What you should do:
Copy out the entries below word for word, from the line with "y-tick-label: 60 [26, 154, 39, 167]" to the line with "localize 32 of", both included.
[Start]
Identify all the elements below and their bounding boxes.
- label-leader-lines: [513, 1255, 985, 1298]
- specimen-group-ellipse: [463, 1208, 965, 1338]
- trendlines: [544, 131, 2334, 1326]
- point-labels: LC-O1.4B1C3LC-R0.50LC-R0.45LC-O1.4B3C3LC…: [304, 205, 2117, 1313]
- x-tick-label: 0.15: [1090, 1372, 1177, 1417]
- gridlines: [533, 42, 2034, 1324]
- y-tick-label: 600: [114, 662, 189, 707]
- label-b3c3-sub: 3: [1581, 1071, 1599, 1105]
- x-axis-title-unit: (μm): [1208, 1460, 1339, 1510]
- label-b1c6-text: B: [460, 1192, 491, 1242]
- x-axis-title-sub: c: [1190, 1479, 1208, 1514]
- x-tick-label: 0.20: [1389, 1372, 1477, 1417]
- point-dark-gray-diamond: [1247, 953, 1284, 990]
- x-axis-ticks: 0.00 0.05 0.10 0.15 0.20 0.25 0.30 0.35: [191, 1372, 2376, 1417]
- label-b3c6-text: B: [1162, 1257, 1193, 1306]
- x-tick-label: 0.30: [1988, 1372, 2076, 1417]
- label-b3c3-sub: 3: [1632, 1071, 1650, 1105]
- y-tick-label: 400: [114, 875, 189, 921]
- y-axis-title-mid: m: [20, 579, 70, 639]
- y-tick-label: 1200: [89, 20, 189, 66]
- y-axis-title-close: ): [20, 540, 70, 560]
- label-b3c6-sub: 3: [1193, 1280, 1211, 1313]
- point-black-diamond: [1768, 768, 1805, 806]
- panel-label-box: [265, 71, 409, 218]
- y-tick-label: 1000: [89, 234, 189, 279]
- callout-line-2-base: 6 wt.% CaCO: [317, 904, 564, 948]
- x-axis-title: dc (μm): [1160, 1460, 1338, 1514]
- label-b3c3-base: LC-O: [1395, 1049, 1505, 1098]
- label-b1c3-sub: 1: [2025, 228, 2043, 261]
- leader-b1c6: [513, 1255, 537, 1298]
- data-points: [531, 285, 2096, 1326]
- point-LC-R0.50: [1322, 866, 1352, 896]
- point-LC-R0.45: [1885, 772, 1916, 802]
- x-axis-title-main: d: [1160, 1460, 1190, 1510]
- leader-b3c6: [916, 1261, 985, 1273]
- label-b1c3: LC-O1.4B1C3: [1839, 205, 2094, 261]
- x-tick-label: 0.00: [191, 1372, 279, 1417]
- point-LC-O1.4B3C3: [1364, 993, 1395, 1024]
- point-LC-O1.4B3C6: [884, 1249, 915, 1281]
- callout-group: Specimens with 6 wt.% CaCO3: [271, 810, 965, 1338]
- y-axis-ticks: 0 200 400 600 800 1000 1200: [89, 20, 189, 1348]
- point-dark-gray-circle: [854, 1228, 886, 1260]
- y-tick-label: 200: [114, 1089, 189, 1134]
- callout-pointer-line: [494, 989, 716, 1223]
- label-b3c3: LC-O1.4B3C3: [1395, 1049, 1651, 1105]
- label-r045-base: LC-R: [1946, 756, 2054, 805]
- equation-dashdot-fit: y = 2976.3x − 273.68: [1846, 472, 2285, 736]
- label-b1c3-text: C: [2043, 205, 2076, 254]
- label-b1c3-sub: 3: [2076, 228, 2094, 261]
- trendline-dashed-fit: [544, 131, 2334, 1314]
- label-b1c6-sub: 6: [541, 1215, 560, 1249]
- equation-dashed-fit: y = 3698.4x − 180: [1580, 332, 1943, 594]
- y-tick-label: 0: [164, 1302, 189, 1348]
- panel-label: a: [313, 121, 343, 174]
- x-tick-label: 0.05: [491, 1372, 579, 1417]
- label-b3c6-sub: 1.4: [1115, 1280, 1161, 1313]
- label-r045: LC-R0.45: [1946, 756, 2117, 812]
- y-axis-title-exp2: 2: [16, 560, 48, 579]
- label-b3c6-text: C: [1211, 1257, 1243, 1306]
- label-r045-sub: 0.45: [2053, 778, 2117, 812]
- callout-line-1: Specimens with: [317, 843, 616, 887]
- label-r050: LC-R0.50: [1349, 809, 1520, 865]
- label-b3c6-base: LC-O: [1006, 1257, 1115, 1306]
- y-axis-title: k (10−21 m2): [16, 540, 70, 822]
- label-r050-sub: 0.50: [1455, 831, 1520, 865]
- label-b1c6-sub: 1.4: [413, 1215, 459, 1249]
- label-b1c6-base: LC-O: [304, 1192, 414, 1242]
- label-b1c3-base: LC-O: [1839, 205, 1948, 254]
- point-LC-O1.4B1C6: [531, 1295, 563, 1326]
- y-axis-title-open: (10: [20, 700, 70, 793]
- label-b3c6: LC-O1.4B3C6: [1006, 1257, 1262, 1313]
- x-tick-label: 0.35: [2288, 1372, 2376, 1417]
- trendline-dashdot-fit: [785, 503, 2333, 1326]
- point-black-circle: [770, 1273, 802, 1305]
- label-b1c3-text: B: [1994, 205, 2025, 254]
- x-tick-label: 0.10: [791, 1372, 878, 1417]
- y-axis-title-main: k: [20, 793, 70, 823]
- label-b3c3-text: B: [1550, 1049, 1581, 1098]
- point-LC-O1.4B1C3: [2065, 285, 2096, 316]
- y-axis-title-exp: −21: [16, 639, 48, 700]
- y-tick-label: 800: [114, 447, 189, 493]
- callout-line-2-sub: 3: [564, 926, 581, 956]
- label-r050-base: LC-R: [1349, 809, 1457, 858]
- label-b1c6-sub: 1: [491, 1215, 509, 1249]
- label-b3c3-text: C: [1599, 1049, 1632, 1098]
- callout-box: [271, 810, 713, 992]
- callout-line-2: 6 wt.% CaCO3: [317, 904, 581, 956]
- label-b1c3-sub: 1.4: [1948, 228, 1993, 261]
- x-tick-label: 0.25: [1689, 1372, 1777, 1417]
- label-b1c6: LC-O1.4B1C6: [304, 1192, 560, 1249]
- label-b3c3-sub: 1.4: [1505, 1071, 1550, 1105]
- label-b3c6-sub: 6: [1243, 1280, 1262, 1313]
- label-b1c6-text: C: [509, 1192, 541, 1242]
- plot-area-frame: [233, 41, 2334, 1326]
[End]
[Start]
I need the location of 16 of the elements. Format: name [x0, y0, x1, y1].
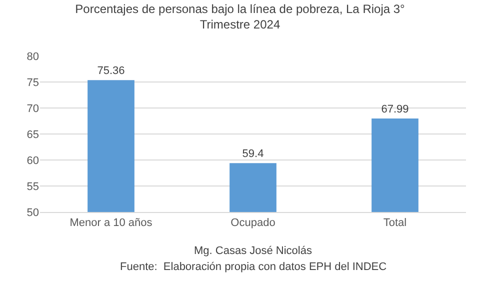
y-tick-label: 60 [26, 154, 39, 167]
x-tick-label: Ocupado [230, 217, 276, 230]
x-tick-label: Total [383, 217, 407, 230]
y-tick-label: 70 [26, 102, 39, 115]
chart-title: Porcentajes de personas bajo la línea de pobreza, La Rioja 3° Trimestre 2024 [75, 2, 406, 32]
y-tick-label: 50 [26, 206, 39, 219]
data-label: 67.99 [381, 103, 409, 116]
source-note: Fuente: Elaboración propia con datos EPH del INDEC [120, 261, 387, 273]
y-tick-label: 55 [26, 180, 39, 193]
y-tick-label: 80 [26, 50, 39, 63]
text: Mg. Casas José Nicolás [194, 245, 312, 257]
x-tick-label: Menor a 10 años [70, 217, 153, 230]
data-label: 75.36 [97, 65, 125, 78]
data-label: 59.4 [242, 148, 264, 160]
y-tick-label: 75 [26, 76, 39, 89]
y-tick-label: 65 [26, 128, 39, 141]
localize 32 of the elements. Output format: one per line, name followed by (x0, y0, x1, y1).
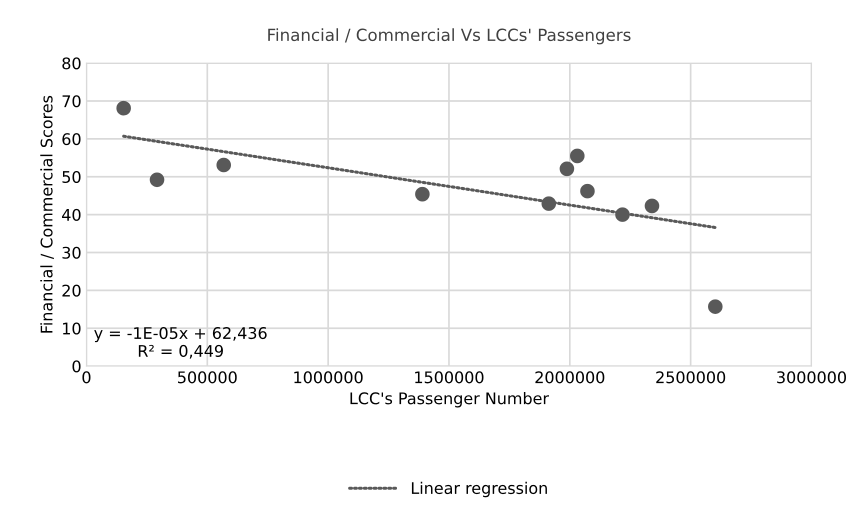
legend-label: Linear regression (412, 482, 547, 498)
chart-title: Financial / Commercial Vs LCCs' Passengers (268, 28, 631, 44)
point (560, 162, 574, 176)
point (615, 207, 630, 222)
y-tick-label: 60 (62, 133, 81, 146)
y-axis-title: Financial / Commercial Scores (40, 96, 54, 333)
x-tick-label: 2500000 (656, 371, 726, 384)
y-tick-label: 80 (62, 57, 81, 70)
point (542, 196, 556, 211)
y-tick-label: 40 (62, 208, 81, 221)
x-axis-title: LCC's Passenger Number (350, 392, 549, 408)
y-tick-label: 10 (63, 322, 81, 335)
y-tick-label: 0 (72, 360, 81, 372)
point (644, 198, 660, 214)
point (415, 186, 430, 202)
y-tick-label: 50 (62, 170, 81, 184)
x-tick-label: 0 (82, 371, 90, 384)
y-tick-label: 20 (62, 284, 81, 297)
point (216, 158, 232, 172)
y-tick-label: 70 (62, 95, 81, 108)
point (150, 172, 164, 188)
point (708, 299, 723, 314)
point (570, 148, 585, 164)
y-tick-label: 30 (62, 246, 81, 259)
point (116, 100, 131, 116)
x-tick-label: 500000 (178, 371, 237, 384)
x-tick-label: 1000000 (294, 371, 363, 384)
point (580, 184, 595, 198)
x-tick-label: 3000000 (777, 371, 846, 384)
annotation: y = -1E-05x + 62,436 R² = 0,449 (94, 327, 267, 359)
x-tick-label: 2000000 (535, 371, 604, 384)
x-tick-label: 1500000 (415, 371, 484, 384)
[End]
Reply:
y-tick-label: 60 [26, 154, 39, 167]
x-tick-label: Ocupado [230, 217, 276, 230]
x-tick-label: Total [383, 217, 407, 230]
y-tick-label: 70 [26, 102, 39, 115]
chart-title: Porcentajes de personas bajo la línea de pobreza, La Rioja 3° Trimestre 2024 [75, 2, 406, 32]
y-tick-label: 50 [26, 206, 39, 219]
data-label: 67.99 [381, 103, 409, 116]
source-note: Fuente: Elaboración propia con datos EPH del INDEC [120, 261, 387, 273]
y-tick-label: 55 [26, 180, 39, 193]
y-tick-label: 80 [26, 50, 39, 63]
text: Mg. Casas José Nicolás [194, 245, 312, 257]
x-tick-label: Menor a 10 años [70, 217, 153, 230]
data-label: 75.36 [97, 65, 125, 78]
data-label: 59.4 [242, 148, 264, 160]
y-tick-label: 75 [26, 76, 39, 89]
y-tick-label: 65 [26, 128, 39, 141]
localize 32 of the elements. Output format: one per line, name followed by (x0, y0, x1, y1).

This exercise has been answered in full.